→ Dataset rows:
↓↓↓

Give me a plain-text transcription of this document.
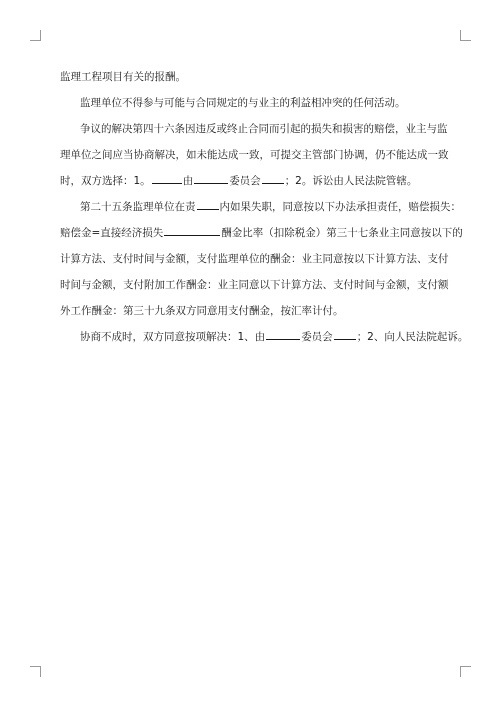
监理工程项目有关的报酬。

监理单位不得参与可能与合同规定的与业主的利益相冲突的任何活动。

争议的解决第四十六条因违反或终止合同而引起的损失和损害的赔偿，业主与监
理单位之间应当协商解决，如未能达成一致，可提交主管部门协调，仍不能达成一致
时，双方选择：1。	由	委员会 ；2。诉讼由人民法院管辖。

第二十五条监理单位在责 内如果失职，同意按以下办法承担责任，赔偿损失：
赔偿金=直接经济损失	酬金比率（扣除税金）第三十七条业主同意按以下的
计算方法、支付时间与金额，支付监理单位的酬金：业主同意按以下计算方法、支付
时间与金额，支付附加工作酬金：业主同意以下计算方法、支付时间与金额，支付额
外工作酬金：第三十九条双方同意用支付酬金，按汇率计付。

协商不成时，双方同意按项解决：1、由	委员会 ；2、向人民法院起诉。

↑↑↑
↓↓↓

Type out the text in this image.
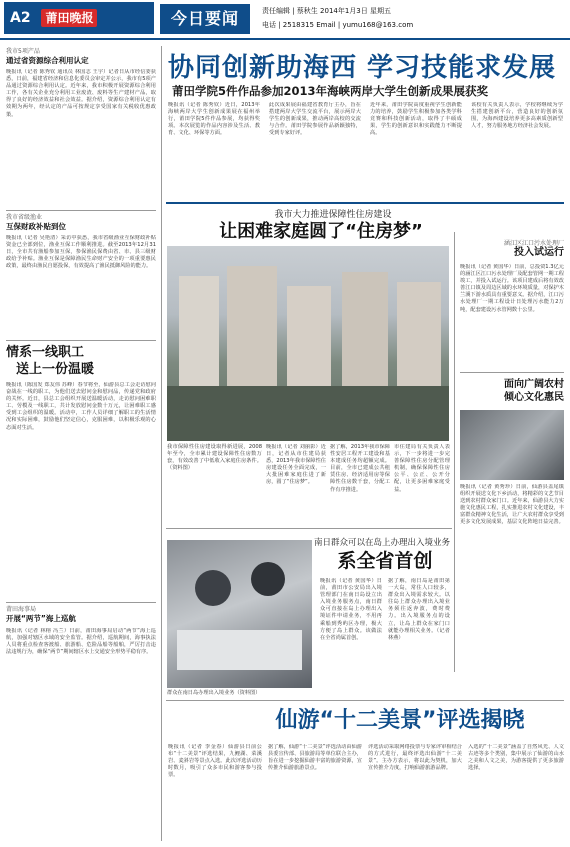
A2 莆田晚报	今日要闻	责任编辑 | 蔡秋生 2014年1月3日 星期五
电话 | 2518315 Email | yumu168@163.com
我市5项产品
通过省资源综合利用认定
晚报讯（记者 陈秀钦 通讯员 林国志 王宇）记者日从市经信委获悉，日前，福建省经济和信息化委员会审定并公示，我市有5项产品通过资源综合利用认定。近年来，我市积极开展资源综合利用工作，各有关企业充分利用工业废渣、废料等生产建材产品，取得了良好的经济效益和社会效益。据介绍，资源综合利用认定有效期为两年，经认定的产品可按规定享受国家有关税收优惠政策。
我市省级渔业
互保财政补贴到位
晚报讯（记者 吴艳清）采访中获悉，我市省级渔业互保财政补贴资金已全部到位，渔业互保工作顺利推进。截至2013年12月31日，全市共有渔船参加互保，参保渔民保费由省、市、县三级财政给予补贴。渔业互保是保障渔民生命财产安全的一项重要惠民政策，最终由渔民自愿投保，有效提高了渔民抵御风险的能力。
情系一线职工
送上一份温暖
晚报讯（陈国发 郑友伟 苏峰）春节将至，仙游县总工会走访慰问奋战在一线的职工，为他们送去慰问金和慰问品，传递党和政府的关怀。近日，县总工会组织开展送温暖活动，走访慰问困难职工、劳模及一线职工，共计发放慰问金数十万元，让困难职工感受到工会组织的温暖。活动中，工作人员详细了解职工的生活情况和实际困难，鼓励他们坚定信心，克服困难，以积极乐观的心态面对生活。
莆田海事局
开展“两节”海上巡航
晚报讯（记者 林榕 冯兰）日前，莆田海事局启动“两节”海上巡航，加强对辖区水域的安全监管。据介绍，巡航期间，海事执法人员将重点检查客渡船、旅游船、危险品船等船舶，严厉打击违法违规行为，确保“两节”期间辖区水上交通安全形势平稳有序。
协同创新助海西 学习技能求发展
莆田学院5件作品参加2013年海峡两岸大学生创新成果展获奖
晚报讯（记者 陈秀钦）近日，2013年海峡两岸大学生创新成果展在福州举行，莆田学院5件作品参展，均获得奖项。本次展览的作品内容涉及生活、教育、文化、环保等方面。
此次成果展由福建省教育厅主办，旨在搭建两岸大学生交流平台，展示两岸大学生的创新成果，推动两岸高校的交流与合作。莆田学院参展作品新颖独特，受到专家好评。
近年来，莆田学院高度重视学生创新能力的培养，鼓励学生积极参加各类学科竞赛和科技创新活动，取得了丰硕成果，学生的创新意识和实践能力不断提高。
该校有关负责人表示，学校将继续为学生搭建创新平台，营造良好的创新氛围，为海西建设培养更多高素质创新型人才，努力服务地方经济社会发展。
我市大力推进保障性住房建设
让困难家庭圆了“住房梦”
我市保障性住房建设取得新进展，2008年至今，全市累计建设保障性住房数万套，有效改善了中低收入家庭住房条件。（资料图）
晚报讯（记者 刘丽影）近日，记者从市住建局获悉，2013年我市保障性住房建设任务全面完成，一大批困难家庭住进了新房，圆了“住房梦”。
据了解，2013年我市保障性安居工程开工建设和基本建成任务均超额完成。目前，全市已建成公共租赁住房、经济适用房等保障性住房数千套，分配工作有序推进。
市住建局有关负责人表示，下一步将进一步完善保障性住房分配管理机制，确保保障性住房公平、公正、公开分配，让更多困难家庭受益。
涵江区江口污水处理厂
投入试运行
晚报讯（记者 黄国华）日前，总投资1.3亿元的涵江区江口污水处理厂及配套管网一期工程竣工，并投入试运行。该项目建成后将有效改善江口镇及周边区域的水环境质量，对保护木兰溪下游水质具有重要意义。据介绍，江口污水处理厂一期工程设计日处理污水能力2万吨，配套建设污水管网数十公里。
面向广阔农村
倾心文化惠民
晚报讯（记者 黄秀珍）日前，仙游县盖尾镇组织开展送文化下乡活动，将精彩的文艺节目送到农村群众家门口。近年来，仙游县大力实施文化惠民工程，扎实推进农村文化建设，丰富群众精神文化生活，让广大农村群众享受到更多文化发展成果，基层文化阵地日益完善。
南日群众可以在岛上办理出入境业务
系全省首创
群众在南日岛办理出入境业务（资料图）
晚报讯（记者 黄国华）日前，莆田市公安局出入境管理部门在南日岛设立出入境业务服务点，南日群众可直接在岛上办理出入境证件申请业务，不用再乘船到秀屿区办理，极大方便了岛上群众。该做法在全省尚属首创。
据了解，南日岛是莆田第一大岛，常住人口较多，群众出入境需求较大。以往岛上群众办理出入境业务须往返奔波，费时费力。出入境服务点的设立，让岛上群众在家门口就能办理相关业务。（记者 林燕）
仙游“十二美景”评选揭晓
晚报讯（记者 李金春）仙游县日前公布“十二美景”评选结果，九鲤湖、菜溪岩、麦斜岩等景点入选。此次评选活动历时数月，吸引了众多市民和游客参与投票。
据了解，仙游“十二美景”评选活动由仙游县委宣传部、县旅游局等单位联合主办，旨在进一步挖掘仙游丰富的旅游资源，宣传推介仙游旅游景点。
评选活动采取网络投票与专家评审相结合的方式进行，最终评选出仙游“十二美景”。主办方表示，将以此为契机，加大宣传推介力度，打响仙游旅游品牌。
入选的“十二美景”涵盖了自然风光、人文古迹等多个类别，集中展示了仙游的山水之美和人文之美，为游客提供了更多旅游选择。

↑↑↑

Scan the listing above and copy all lines containing the word "text".

Give me a plain-text transcription of this document.
Type out the text in this image.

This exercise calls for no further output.